▸ **Extracted records**:
-----

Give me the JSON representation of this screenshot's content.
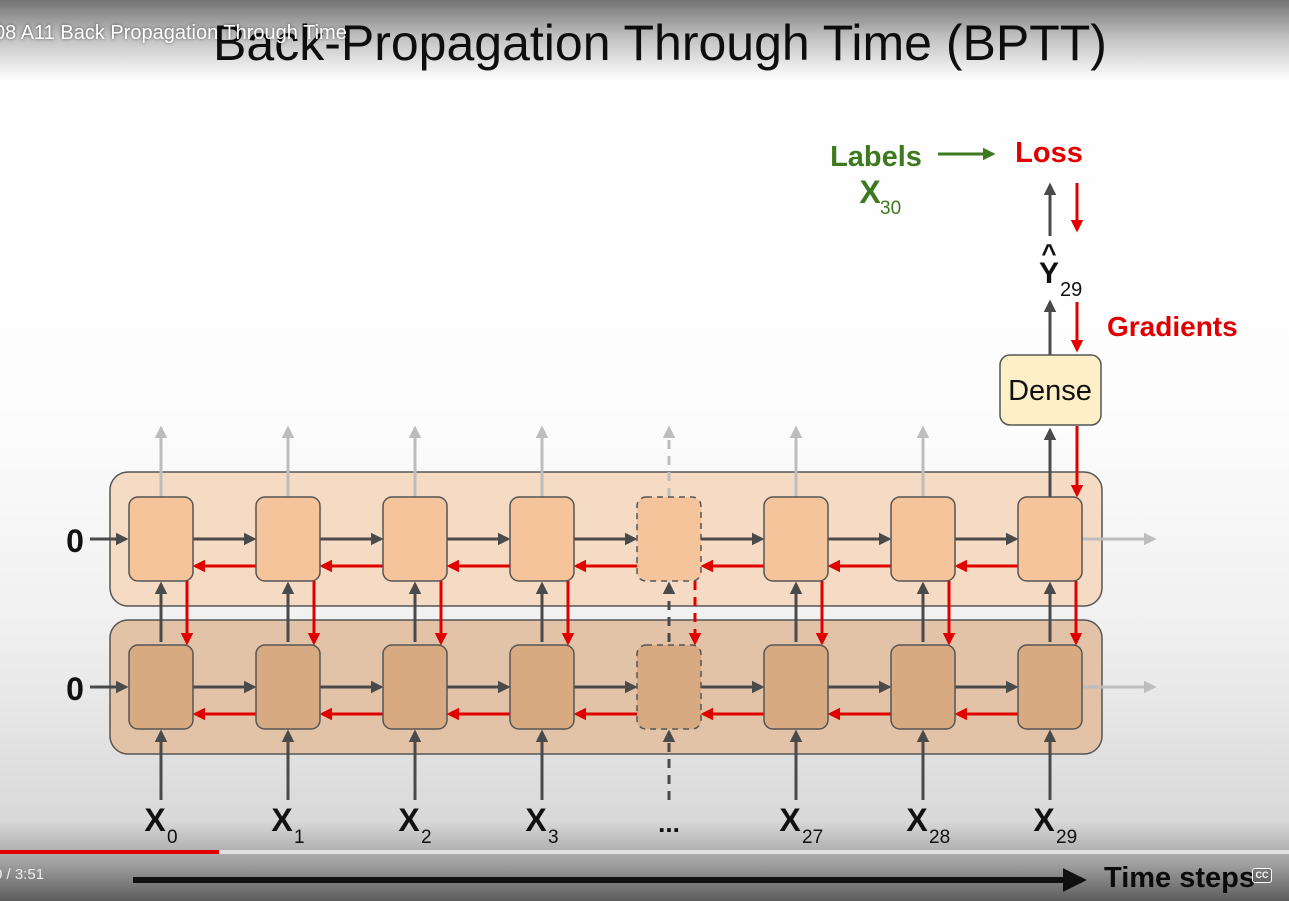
{
  "player": {
    "video_title": "08 A11 Back Propagation Through Time",
    "time_display": "0 / 3:51",
    "progress_played": 0.17,
    "progress_loaded": 1.0,
    "cc_label": "CC"
  },
  "slide": {
    "title": "Back-Propagation Through Time (BPTT)",
    "labels": {
      "text": "Labels",
      "symbol": "X",
      "subscript": "30"
    },
    "loss": "Loss",
    "prediction": {
      "symbol": "Y",
      "hat": "^",
      "subscript": "29"
    },
    "gradients": "Gradients",
    "dense": "Dense",
    "initial_states": [
      "0",
      "0"
    ],
    "inputs": [
      {
        "symbol": "X",
        "subscript": "0"
      },
      {
        "symbol": "X",
        "subscript": "1"
      },
      {
        "symbol": "X",
        "subscript": "2"
      },
      {
        "symbol": "X",
        "subscript": "3"
      },
      {
        "symbol": "...",
        "subscript": ""
      },
      {
        "symbol": "X",
        "subscript": "27"
      },
      {
        "symbol": "X",
        "subscript": "28"
      },
      {
        "symbol": "X",
        "subscript": "29"
      }
    ],
    "time_steps": "Time steps",
    "colors": {
      "forward": "#4a4a4a",
      "backward": "#e00000",
      "labels": "#3d7a1f",
      "faded": "#bdbdbd",
      "cell_top": "#f6c49a",
      "cell_bottom": "#d8aa82",
      "layer_top": "#f5dac4",
      "layer_bottom": "#e2c3a8",
      "dense_fill": "#fdefc7"
    }
  }
}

-----

▸ **Requirement**: Your answer should be a single number: how many lines in the data above include "subscript"?

▸ **Response to the exercise**: 10